# THE TASK
Reproduce the listing below without changes, except that pictures are left out.

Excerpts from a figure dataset
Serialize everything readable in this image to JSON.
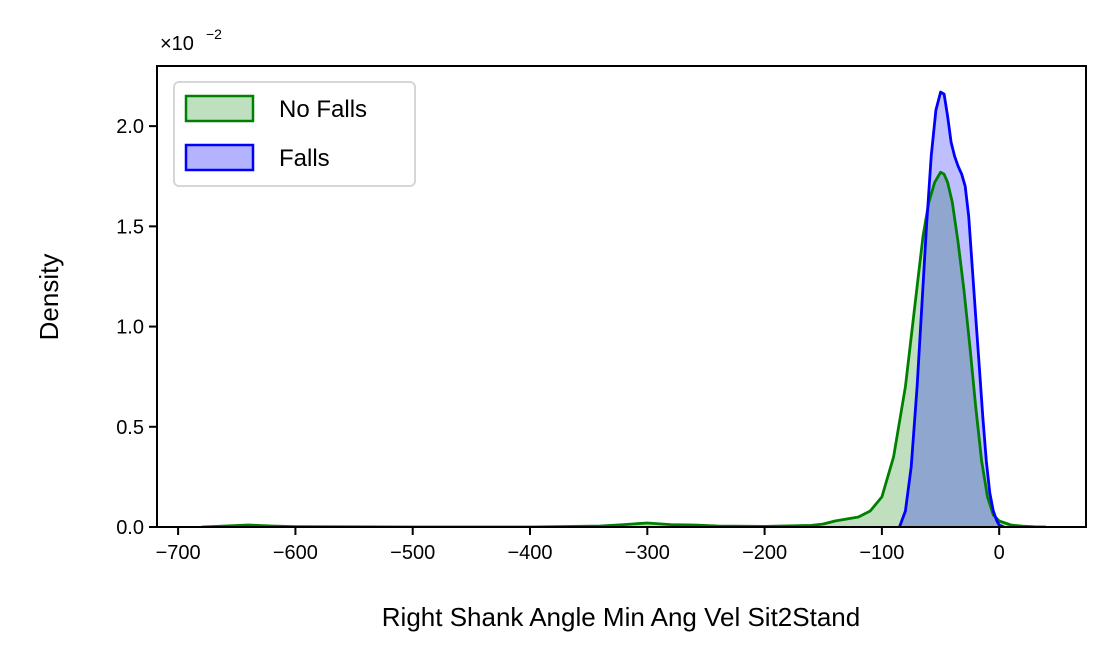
{
  "chart_data": {
    "type": "area",
    "xlabel": "Right Shank Angle Min Ang Vel Sit2Stand",
    "ylabel": "Density",
    "offset_label": "×10",
    "offset_exponent": "−2",
    "xlim": [
      -718,
      74
    ],
    "ylim": [
      0,
      2.3
    ],
    "xticks": [
      -700,
      -600,
      -500,
      -400,
      -300,
      -200,
      -100,
      0
    ],
    "xtick_labels": [
      "−700",
      "−600",
      "−500",
      "−400",
      "−300",
      "−200",
      "−100",
      "0"
    ],
    "yticks": [
      0,
      0.5,
      1.0,
      1.5,
      2.0
    ],
    "ytick_labels": [
      "0.0",
      "0.5",
      "1.0",
      "1.5",
      "2.0"
    ],
    "grid": false,
    "legend_position": "top-left",
    "series": [
      {
        "name": "No Falls",
        "color": "#008000",
        "fill": "#bfe0bf",
        "x": [
          -680,
          -660,
          -640,
          -620,
          -600,
          -560,
          -500,
          -400,
          -340,
          -320,
          -300,
          -280,
          -260,
          -240,
          -200,
          -160,
          -150,
          -140,
          -130,
          -120,
          -110,
          -100,
          -90,
          -80,
          -70,
          -65,
          -60,
          -55,
          -50,
          -47,
          -44,
          -40,
          -35,
          -30,
          -25,
          -20,
          -15,
          -10,
          -5,
          0,
          10,
          20,
          30,
          40
        ],
        "y": [
          0.0,
          0.005,
          0.01,
          0.005,
          0.002,
          0.001,
          0.0,
          0.0,
          0.005,
          0.012,
          0.02,
          0.012,
          0.01,
          0.005,
          0.003,
          0.008,
          0.015,
          0.03,
          0.04,
          0.05,
          0.08,
          0.15,
          0.35,
          0.7,
          1.2,
          1.45,
          1.62,
          1.72,
          1.77,
          1.76,
          1.72,
          1.62,
          1.42,
          1.18,
          0.9,
          0.6,
          0.33,
          0.15,
          0.06,
          0.03,
          0.01,
          0.004,
          0.001,
          0.0
        ]
      },
      {
        "name": "Falls",
        "color": "#0000ff",
        "fill": "#b3b3ff",
        "x": [
          -85,
          -80,
          -75,
          -70,
          -66,
          -62,
          -58,
          -54,
          -50,
          -47,
          -44,
          -41,
          -38,
          -35,
          -32,
          -29,
          -26,
          -23,
          -20,
          -17,
          -14,
          -11,
          -8,
          -5,
          -2,
          0,
          4
        ],
        "y": [
          0.0,
          0.08,
          0.3,
          0.7,
          1.1,
          1.5,
          1.85,
          2.08,
          2.17,
          2.16,
          2.05,
          1.92,
          1.85,
          1.8,
          1.76,
          1.7,
          1.55,
          1.3,
          1.05,
          0.8,
          0.55,
          0.33,
          0.17,
          0.08,
          0.03,
          0.01,
          0.0
        ]
      }
    ]
  }
}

# FULL OUTPUT
Serialize everything readable in this image to JSON.
{
  "chart_data": {
    "type": "area",
    "xlabel": "Right Shank Angle Min Ang Vel Sit2Stand",
    "ylabel": "Density",
    "offset_label": "×10",
    "offset_exponent": "−2",
    "xlim": [
      -718,
      74
    ],
    "ylim": [
      0,
      2.3
    ],
    "xticks": [
      -700,
      -600,
      -500,
      -400,
      -300,
      -200,
      -100,
      0
    ],
    "xtick_labels": [
      "−700",
      "−600",
      "−500",
      "−400",
      "−300",
      "−200",
      "−100",
      "0"
    ],
    "yticks": [
      0,
      0.5,
      1.0,
      1.5,
      2.0
    ],
    "ytick_labels": [
      "0.0",
      "0.5",
      "1.0",
      "1.5",
      "2.0"
    ],
    "grid": false,
    "legend_position": "top-left",
    "series": [
      {
        "name": "No Falls",
        "color": "#008000",
        "fill": "#bfe0bf",
        "x": [
          -680,
          -660,
          -640,
          -620,
          -600,
          -560,
          -500,
          -400,
          -340,
          -320,
          -300,
          -280,
          -260,
          -240,
          -200,
          -160,
          -150,
          -140,
          -130,
          -120,
          -110,
          -100,
          -90,
          -80,
          -70,
          -65,
          -60,
          -55,
          -50,
          -47,
          -44,
          -40,
          -35,
          -30,
          -25,
          -20,
          -15,
          -10,
          -5,
          0,
          10,
          20,
          30,
          40
        ],
        "y": [
          0.0,
          0.005,
          0.01,
          0.005,
          0.002,
          0.001,
          0.0,
          0.0,
          0.005,
          0.012,
          0.02,
          0.012,
          0.01,
          0.005,
          0.003,
          0.008,
          0.015,
          0.03,
          0.04,
          0.05,
          0.08,
          0.15,
          0.35,
          0.7,
          1.2,
          1.45,
          1.62,
          1.72,
          1.77,
          1.76,
          1.72,
          1.62,
          1.42,
          1.18,
          0.9,
          0.6,
          0.33,
          0.15,
          0.06,
          0.03,
          0.01,
          0.004,
          0.001,
          0.0
        ]
      },
      {
        "name": "Falls",
        "color": "#0000ff",
        "fill": "#b3b3ff",
        "x": [
          -85,
          -80,
          -75,
          -70,
          -66,
          -62,
          -58,
          -54,
          -50,
          -47,
          -44,
          -41,
          -38,
          -35,
          -32,
          -29,
          -26,
          -23,
          -20,
          -17,
          -14,
          -11,
          -8,
          -5,
          -2,
          0,
          4
        ],
        "y": [
          0.0,
          0.08,
          0.3,
          0.7,
          1.1,
          1.5,
          1.85,
          2.08,
          2.17,
          2.16,
          2.05,
          1.92,
          1.85,
          1.8,
          1.76,
          1.7,
          1.55,
          1.3,
          1.05,
          0.8,
          0.55,
          0.33,
          0.17,
          0.08,
          0.03,
          0.01,
          0.0
        ]
      }
    ]
  }
}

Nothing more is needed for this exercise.